╭─ Entries shown

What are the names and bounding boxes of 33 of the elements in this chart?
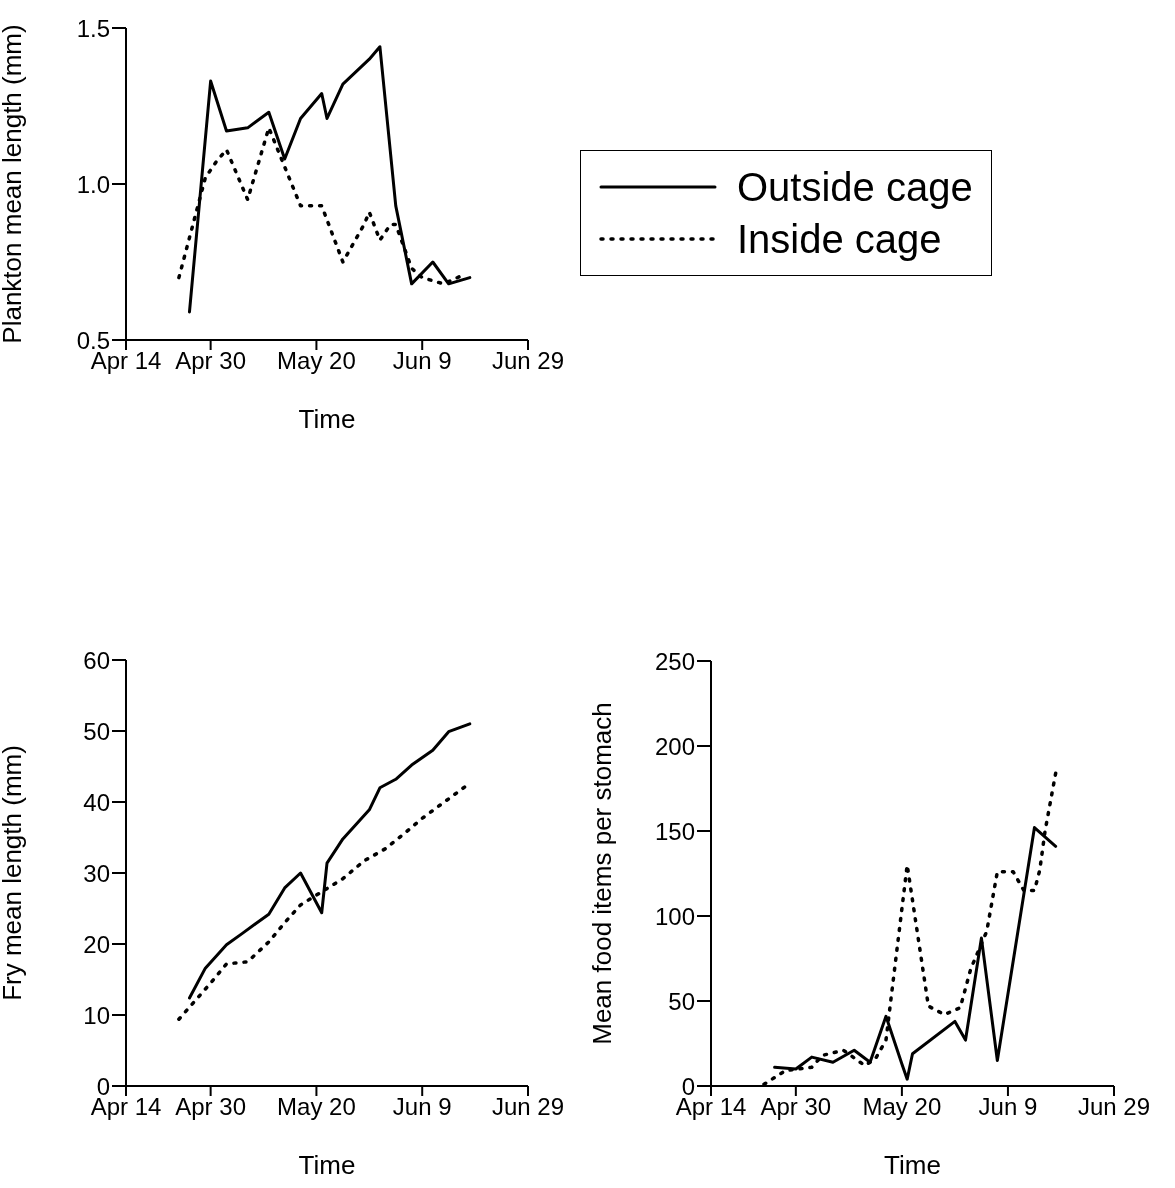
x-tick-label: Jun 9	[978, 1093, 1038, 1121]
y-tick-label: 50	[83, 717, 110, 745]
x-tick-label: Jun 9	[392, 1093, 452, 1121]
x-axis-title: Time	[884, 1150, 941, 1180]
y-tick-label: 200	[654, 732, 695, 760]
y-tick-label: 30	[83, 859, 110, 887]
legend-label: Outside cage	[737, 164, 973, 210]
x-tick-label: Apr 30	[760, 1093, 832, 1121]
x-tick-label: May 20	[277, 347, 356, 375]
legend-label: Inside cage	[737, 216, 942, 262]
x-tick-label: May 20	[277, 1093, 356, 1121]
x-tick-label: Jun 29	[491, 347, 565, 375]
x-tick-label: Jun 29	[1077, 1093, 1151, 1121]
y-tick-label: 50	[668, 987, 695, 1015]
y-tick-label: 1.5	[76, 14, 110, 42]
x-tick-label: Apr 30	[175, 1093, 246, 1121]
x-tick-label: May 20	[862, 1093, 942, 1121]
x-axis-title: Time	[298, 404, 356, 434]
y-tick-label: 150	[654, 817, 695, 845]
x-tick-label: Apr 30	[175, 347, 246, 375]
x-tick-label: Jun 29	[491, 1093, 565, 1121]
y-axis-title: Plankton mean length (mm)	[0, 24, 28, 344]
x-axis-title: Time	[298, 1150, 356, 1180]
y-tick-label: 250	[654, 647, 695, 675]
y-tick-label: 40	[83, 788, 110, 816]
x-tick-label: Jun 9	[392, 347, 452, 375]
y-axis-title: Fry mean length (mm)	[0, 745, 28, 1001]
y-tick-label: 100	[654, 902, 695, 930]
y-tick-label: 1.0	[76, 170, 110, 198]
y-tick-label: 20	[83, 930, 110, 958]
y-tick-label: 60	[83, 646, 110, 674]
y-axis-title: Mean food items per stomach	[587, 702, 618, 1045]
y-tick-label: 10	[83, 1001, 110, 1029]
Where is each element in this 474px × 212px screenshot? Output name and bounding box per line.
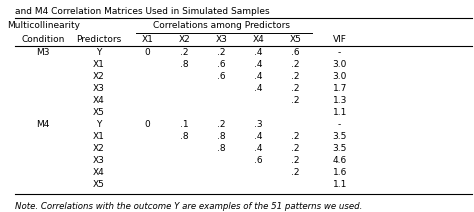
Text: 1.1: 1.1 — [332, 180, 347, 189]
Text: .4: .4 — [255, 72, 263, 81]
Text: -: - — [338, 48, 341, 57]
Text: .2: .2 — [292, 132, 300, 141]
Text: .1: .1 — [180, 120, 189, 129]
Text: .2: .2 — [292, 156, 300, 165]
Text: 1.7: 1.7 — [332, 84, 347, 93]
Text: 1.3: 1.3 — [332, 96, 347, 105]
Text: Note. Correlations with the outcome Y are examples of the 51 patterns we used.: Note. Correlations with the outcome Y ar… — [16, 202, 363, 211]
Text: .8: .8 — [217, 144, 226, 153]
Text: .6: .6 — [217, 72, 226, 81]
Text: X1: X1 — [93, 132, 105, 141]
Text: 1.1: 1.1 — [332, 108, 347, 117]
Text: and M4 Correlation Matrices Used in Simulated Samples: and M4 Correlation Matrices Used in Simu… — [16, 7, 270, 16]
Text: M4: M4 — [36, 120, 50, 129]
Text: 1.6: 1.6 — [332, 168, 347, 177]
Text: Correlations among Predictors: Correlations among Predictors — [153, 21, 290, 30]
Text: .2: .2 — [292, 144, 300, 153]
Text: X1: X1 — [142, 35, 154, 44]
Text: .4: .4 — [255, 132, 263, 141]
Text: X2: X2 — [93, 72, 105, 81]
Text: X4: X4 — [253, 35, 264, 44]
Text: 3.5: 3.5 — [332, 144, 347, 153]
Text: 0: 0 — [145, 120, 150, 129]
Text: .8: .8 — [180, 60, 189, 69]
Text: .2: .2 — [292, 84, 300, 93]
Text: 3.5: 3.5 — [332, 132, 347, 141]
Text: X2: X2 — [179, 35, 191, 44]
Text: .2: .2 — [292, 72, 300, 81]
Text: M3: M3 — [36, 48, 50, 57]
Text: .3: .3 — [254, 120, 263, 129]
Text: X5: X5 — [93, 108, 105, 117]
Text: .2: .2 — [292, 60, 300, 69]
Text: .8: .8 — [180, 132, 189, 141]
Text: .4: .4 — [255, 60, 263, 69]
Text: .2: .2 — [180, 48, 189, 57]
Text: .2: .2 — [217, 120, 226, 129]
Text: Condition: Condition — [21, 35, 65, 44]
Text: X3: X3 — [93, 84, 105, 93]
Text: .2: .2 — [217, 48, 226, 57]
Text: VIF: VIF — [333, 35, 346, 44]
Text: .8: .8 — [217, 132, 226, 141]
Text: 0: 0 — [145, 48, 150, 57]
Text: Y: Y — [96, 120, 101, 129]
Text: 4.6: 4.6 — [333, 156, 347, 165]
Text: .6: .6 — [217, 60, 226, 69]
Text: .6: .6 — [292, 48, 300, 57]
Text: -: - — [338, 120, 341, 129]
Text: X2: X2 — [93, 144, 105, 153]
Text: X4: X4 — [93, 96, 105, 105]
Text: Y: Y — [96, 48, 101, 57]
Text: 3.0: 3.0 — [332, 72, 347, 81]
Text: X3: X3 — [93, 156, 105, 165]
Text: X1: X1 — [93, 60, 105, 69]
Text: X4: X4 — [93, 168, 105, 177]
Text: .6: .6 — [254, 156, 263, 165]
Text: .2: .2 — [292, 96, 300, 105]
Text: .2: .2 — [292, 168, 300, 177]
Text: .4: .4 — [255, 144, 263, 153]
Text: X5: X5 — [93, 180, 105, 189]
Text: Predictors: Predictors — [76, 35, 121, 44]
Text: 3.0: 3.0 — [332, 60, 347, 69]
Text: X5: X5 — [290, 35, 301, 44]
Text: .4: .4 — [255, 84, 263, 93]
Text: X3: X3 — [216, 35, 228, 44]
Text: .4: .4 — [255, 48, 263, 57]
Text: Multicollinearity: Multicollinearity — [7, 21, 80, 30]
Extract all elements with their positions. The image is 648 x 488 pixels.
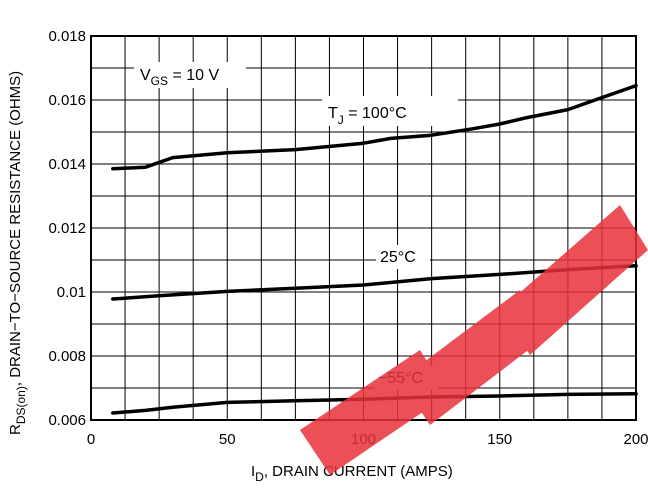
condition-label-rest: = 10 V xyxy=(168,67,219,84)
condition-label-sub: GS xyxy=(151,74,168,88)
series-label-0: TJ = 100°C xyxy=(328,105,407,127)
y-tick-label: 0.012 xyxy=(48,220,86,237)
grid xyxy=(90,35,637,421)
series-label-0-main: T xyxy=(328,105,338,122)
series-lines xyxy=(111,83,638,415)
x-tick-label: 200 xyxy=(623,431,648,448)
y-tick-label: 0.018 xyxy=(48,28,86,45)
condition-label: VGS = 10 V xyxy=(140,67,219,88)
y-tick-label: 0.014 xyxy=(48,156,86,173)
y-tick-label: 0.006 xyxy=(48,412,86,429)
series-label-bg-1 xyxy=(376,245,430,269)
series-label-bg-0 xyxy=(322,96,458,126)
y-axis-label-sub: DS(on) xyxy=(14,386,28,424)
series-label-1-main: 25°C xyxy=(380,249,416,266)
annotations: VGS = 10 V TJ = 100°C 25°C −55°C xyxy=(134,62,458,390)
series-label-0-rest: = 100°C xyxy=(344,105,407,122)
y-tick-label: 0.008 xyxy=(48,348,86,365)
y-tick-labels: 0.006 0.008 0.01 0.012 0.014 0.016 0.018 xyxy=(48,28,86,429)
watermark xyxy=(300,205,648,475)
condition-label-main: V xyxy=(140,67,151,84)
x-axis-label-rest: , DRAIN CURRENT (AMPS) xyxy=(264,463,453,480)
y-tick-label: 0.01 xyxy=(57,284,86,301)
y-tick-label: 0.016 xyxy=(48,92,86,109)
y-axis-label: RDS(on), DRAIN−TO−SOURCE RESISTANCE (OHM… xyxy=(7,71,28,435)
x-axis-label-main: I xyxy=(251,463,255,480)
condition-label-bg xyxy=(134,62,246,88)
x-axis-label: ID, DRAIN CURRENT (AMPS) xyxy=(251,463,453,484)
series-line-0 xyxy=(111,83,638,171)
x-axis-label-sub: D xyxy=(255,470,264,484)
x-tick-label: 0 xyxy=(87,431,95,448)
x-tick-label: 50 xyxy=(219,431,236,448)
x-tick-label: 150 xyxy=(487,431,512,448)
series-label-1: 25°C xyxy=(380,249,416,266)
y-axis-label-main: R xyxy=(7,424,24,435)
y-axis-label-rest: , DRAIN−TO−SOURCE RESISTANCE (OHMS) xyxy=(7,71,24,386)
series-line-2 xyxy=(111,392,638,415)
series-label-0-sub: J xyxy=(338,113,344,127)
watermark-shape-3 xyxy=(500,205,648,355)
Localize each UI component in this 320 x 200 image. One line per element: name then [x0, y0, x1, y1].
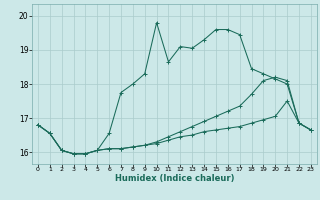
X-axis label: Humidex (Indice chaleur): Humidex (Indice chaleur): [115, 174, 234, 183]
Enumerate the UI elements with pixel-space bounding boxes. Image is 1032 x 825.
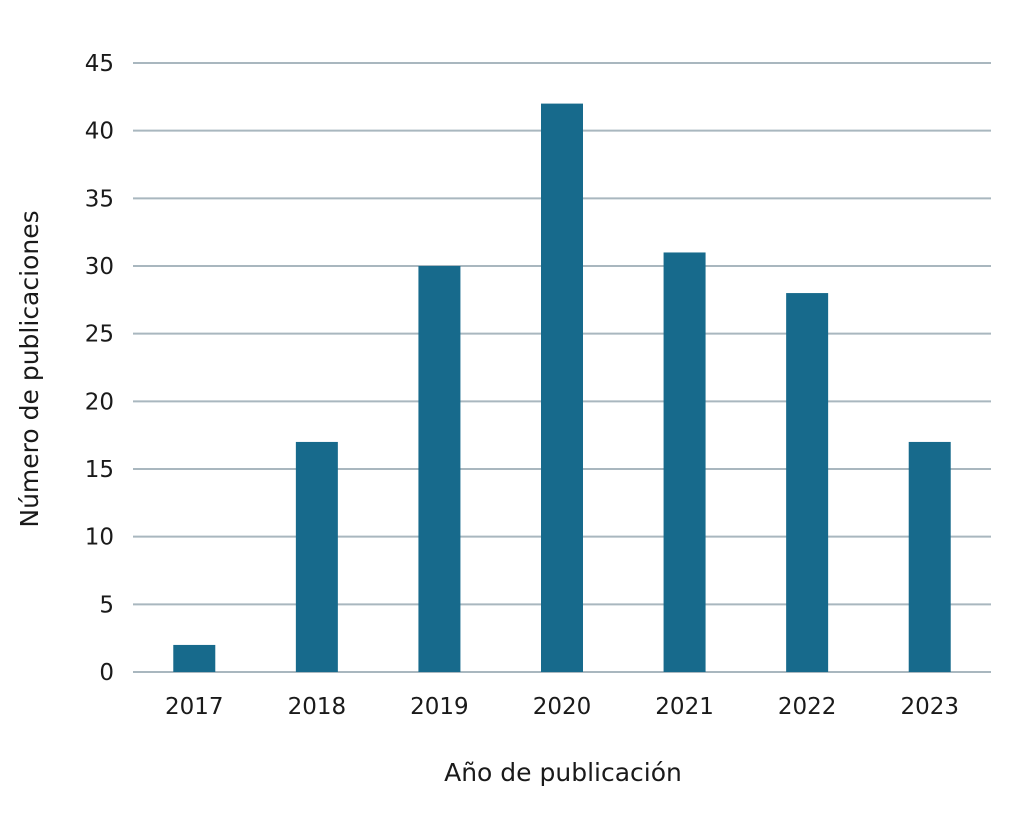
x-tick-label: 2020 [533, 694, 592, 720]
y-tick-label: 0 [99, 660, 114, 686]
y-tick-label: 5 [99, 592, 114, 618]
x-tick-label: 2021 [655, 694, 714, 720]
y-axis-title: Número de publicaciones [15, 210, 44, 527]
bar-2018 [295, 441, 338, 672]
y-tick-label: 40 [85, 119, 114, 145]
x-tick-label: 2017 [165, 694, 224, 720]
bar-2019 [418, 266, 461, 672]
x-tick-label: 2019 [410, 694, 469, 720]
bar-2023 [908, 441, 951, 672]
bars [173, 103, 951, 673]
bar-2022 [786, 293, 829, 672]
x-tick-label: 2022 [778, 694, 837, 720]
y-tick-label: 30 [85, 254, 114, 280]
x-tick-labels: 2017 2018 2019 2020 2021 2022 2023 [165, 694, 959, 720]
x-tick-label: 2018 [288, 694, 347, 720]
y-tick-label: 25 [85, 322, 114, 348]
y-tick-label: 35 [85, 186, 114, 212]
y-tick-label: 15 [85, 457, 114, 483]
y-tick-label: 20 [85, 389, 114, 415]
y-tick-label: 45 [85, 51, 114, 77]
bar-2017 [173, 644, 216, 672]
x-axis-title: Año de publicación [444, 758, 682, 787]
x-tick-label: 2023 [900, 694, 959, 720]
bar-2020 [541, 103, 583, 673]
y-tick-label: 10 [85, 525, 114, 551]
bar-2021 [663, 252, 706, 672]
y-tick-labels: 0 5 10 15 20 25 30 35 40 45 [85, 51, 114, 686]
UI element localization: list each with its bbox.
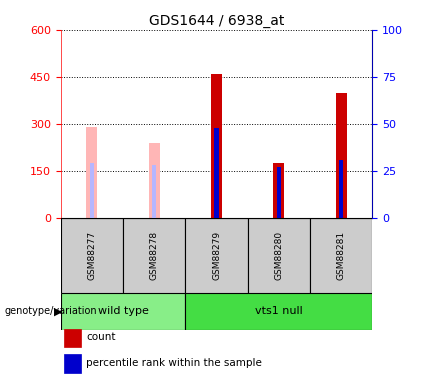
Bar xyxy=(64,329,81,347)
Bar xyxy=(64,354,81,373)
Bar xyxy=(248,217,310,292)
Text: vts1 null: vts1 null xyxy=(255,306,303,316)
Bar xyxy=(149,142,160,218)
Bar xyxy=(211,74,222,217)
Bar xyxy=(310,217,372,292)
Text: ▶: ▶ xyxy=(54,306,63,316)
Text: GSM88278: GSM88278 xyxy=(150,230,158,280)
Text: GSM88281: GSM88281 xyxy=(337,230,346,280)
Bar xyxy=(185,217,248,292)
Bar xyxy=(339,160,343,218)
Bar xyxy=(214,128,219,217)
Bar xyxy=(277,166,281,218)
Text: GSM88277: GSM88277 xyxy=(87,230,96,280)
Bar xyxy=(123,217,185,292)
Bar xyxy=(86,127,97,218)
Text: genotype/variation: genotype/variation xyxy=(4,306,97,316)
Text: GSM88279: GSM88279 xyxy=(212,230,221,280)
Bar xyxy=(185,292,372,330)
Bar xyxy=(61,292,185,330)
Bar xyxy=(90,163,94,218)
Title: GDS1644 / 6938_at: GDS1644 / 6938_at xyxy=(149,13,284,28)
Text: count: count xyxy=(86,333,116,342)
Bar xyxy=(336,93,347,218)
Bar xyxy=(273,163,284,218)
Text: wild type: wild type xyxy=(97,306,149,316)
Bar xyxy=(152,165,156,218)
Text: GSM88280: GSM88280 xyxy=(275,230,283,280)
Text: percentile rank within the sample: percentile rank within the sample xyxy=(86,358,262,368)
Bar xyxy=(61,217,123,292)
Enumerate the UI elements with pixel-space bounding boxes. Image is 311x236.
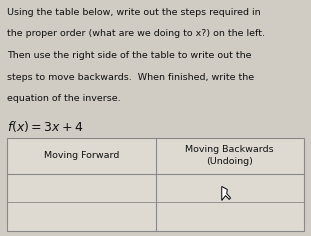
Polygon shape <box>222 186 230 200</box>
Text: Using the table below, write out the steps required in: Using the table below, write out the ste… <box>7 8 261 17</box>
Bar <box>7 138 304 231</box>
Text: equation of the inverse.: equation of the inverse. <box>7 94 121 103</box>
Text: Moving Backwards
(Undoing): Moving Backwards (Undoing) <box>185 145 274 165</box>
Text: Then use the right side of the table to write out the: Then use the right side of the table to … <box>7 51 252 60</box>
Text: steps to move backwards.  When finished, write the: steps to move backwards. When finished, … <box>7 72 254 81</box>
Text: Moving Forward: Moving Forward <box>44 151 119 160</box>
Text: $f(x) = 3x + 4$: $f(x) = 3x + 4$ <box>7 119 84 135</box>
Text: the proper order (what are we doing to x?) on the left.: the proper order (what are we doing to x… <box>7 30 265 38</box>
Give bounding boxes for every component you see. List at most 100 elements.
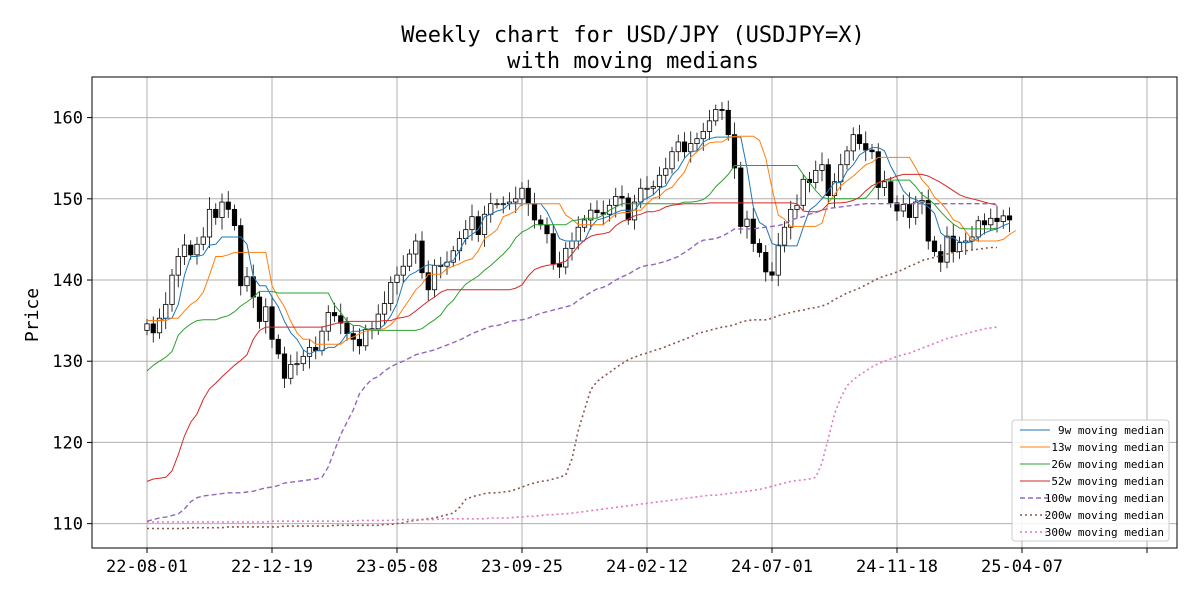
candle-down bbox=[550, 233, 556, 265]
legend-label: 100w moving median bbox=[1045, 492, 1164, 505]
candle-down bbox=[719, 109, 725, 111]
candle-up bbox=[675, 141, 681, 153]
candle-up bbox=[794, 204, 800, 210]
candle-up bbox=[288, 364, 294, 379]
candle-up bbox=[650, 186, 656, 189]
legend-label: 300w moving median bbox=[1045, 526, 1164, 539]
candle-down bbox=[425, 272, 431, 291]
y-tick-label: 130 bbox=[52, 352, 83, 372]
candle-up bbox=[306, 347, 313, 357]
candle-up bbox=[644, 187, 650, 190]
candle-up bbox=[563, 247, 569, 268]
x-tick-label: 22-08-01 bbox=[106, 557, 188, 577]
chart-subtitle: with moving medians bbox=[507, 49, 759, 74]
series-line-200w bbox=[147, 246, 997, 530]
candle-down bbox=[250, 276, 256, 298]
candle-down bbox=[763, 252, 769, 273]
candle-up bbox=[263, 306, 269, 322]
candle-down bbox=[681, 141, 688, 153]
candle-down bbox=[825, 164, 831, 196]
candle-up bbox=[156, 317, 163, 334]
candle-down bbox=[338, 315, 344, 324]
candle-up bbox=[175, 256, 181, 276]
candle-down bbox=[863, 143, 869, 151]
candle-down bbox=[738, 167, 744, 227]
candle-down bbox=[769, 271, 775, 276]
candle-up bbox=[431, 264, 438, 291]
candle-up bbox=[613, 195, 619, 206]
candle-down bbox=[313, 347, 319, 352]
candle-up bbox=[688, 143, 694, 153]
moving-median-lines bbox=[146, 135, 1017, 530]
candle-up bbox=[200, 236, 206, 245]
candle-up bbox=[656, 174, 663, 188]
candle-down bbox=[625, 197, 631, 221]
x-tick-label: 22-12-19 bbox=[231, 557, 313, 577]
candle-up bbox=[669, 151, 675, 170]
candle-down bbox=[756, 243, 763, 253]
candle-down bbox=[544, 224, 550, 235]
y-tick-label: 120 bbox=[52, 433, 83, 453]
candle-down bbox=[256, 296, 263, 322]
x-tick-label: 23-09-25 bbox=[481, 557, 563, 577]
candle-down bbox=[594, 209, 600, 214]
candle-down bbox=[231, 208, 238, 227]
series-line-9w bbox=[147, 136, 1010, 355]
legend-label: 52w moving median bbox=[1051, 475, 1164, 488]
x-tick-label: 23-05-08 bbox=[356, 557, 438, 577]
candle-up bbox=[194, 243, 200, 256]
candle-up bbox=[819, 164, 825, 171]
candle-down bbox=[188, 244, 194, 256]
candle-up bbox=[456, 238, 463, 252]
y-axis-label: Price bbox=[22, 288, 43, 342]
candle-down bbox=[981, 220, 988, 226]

╰─

§ What to produce: How many lines in the entries above contain the string "bounding"? Reply with the number alone.

§ Task answer: 5